Data extracted from a collection
··········
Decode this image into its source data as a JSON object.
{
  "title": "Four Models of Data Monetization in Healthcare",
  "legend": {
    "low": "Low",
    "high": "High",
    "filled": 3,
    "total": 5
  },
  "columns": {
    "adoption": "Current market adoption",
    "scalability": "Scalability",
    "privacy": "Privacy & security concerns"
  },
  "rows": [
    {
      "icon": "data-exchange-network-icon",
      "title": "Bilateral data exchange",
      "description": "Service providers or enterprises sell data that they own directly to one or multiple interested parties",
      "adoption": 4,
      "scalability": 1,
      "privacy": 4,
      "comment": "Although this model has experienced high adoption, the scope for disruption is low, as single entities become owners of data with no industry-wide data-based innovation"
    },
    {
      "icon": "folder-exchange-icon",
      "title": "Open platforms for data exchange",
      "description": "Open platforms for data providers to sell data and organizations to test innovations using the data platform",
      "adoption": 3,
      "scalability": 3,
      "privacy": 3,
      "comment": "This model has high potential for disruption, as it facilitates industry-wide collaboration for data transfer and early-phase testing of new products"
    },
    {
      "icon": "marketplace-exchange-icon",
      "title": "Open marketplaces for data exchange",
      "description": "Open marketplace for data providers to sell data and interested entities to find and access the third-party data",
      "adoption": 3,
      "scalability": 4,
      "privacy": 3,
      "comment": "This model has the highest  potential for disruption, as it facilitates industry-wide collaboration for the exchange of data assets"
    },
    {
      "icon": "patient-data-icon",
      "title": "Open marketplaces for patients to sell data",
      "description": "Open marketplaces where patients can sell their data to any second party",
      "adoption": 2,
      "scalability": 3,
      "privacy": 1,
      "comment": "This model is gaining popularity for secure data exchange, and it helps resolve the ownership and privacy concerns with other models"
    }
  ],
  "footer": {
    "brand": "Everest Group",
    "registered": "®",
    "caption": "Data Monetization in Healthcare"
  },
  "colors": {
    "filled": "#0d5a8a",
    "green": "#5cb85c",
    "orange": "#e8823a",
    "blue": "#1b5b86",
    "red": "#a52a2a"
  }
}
··········
When a line in the data contains "entities", return it as written.

      "comment": "Although this model has experienced high adoption, the scope for disruption is low, as single entities become owners of data with no industry-wide data-based innovation"
      "description": "Open marketplace for data providers to sell data and interested entities to find and access the third-party data",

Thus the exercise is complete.